- **To be done**
Each entry below should be reproduced character for character.

- **Items from a dataset**
------------------------------

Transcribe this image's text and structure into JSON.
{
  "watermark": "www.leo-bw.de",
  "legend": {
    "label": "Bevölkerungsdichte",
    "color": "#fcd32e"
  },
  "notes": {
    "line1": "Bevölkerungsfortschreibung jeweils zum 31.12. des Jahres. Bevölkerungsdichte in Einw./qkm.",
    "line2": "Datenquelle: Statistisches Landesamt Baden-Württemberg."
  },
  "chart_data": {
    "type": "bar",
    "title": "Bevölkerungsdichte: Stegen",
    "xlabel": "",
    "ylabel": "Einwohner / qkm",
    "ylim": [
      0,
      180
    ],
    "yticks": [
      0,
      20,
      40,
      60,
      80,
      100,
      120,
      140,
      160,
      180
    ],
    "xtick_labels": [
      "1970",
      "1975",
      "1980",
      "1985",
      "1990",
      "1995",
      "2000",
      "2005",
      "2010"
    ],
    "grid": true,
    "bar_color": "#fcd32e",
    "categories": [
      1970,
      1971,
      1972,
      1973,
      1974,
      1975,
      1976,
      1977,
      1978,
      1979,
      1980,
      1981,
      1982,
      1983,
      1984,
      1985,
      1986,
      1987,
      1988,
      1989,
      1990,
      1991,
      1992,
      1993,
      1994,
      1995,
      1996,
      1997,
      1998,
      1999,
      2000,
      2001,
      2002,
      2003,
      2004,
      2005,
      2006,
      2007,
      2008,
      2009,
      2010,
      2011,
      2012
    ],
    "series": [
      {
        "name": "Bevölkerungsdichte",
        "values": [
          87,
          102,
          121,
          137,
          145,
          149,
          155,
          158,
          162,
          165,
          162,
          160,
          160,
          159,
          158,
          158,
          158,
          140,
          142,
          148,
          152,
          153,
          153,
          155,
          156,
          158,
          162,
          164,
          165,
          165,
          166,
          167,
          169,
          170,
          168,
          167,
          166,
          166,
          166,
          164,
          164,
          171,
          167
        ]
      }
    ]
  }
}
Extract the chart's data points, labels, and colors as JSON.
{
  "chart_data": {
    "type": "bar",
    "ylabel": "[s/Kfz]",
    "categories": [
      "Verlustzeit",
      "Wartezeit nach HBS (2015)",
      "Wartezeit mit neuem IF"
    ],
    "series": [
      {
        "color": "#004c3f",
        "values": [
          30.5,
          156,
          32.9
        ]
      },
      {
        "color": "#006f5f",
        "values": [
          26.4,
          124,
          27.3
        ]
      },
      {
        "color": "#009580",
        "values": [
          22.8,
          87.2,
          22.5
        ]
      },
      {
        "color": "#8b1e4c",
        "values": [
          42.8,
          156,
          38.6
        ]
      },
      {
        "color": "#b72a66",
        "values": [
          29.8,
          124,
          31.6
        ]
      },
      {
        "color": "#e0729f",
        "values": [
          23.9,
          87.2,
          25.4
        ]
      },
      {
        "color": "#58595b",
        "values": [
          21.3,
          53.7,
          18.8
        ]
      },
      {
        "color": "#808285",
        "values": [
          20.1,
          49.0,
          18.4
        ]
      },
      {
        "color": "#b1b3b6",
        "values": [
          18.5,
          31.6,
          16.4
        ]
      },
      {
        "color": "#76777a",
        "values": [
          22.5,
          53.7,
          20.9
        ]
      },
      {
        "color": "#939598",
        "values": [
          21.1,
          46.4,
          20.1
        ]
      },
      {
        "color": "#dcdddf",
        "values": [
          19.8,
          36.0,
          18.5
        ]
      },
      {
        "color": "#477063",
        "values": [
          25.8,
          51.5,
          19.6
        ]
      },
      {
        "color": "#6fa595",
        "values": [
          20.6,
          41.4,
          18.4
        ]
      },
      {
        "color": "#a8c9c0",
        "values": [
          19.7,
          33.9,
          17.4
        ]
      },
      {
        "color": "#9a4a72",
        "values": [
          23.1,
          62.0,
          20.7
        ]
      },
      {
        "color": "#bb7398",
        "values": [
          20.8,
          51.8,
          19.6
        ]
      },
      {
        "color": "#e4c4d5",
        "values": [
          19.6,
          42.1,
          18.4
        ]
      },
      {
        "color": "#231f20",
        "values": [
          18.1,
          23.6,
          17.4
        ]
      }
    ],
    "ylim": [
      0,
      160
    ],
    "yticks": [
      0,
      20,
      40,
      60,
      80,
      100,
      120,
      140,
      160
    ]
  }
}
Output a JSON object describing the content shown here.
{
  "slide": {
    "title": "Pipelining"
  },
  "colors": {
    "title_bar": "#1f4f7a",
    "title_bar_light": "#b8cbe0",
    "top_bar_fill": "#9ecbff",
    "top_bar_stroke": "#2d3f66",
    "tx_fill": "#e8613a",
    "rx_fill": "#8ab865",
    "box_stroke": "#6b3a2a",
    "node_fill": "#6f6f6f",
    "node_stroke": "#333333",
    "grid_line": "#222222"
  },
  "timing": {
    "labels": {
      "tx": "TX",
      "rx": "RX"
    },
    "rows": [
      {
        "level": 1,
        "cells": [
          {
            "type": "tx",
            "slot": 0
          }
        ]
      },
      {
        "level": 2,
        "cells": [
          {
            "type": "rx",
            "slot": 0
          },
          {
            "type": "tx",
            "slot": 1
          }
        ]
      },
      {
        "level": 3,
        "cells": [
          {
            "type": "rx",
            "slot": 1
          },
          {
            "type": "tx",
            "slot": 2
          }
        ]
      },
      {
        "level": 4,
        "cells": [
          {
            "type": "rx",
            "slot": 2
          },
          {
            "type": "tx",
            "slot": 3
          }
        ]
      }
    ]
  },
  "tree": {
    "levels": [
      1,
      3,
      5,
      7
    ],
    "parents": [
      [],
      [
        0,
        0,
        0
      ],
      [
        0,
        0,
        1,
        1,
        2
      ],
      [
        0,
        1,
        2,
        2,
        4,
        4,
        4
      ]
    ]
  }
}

------------------------------

- **Response to this task**
Transcribe this image's text and structure into JSON.
{
  "watermark": "www.leo-bw.de",
  "legend": {
    "label": "Bevölkerungsdichte",
    "color": "#fcd32e"
  },
  "notes": {
    "line1": "Bevölkerungsfortschreibung jeweils zum 31.12. des Jahres. Bevölkerungsdichte in Einw./qkm.",
    "line2": "Datenquelle: Statistisches Landesamt Baden-Württemberg."
  },
  "chart_data": {
    "type": "bar",
    "title": "Bevölkerungsdichte: Stegen",
    "xlabel": "",
    "ylabel": "Einwohner / qkm",
    "ylim": [
      0,
      180
    ],
    "yticks": [
      0,
      20,
      40,
      60,
      80,
      100,
      120,
      140,
      160,
      180
    ],
    "xtick_labels": [
      "1970",
      "1975",
      "1980",
      "1985",
      "1990",
      "1995",
      "2000",
      "2005",
      "2010"
    ],
    "grid": true,
    "bar_color": "#fcd32e",
    "categories": [
      1970,
      1971,
      1972,
      1973,
      1974,
      1975,
      1976,
      1977,
      1978,
      1979,
      1980,
      1981,
      1982,
      1983,
      1984,
      1985,
      1986,
      1987,
      1988,
      1989,
      1990,
      1991,
      1992,
      1993,
      1994,
      1995,
      1996,
      1997,
      1998,
      1999,
      2000,
      2001,
      2002,
      2003,
      2004,
      2005,
      2006,
      2007,
      2008,
      2009,
      2010,
      2011,
      2012
    ],
    "series": [
      {
        "name": "Bevölkerungsdichte",
        "values": [
          87,
          102,
          121,
          137,
          145,
          149,
          155,
          158,
          162,
          165,
          162,
          160,
          160,
          159,
          158,
          158,
          158,
          140,
          142,
          148,
          152,
          153,
          153,
          155,
          156,
          158,
          162,
          164,
          165,
          165,
          166,
          167,
          169,
          170,
          168,
          167,
          166,
          166,
          166,
          164,
          164,
          171,
          167
        ]
      }
    ]
  }
}
Extract the chart's data points, labels, and colors as JSON.
{
  "chart_data": {
    "type": "bar",
    "ylabel": "[s/Kfz]",
    "categories": [
      "Verlustzeit",
      "Wartezeit nach HBS (2015)",
      "Wartezeit mit neuem IF"
    ],
    "series": [
      {
        "color": "#004c3f",
        "values": [
          30.5,
          156,
          32.9
        ]
      },
      {
        "color": "#006f5f",
        "values": [
          26.4,
          124,
          27.3
        ]
      },
      {
        "color": "#009580",
        "values": [
          22.8,
          87.2,
          22.5
        ]
      },
      {
        "color": "#8b1e4c",
        "values": [
          42.8,
          156,
          38.6
        ]
      },
      {
        "color": "#b72a66",
        "values": [
          29.8,
          124,
          31.6
        ]
      },
      {
        "color": "#e0729f",
        "values": [
          23.9,
          87.2,
          25.4
        ]
      },
      {
        "color": "#58595b",
        "values": [
          21.3,
          53.7,
          18.8
        ]
      },
      {
        "color": "#808285",
        "values": [
          20.1,
          49.0,
          18.4
        ]
      },
      {
        "color": "#b1b3b6",
        "values": [
          18.5,
          31.6,
          16.4
        ]
      },
      {
        "color": "#76777a",
        "values": [
          22.5,
          53.7,
          20.9
        ]
      },
      {
        "color": "#939598",
        "values": [
          21.1,
          46.4,
          20.1
        ]
      },
      {
        "color": "#dcdddf",
        "values": [
          19.8,
          36.0,
          18.5
        ]
      },
      {
        "color": "#477063",
        "values": [
          25.8,
          51.5,
          19.6
        ]
      },
      {
        "color": "#6fa595",
        "values": [
          20.6,
          41.4,
          18.4
        ]
      },
      {
        "color": "#a8c9c0",
        "values": [
          19.7,
          33.9,
          17.4
        ]
      },
      {
        "color": "#9a4a72",
        "values": [
          23.1,
          62.0,
          20.7
        ]
      },
      {
        "color": "#bb7398",
        "values": [
          20.8,
          51.8,
          19.6
        ]
      },
      {
        "color": "#e4c4d5",
        "values": [
          19.6,
          42.1,
          18.4
        ]
      },
      {
        "color": "#231f20",
        "values": [
          18.1,
          23.6,
          17.4
        ]
      }
    ],
    "ylim": [
      0,
      160
    ],
    "yticks": [
      0,
      20,
      40,
      60,
      80,
      100,
      120,
      140,
      160
    ]
  }
}
Output a JSON object describing the content shown here.
{
  "slide": {
    "title": "Pipelining"
  },
  "colors": {
    "title_bar": "#1f4f7a",
    "title_bar_light": "#b8cbe0",
    "top_bar_fill": "#9ecbff",
    "top_bar_stroke": "#2d3f66",
    "tx_fill": "#e8613a",
    "rx_fill": "#8ab865",
    "box_stroke": "#6b3a2a",
    "node_fill": "#6f6f6f",
    "node_stroke": "#333333",
    "grid_line": "#222222"
  },
  "timing": {
    "labels": {
      "tx": "TX",
      "rx": "RX"
    },
    "rows": [
      {
        "level": 1,
        "cells": [
          {
            "type": "tx",
            "slot": 0
          }
        ]
      },
      {
        "level": 2,
        "cells": [
          {
            "type": "rx",
            "slot": 0
          },
          {
            "type": "tx",
            "slot": 1
          }
        ]
      },
      {
        "level": 3,
        "cells": [
          {
            "type": "rx",
            "slot": 1
          },
          {
            "type": "tx",
            "slot": 2
          }
        ]
      },
      {
        "level": 4,
        "cells": [
          {
            "type": "rx",
            "slot": 2
          },
          {
            "type": "tx",
            "slot": 3
          }
        ]
      }
    ]
  },
  "tree": {
    "levels": [
      1,
      3,
      5,
      7
    ],
    "parents": [
      [],
      [
        0,
        0,
        0
      ],
      [
        0,
        0,
        1,
        1,
        2
      ],
      [
        0,
        1,
        2,
        2,
        4,
        4,
        4
      ]
    ]
  }
}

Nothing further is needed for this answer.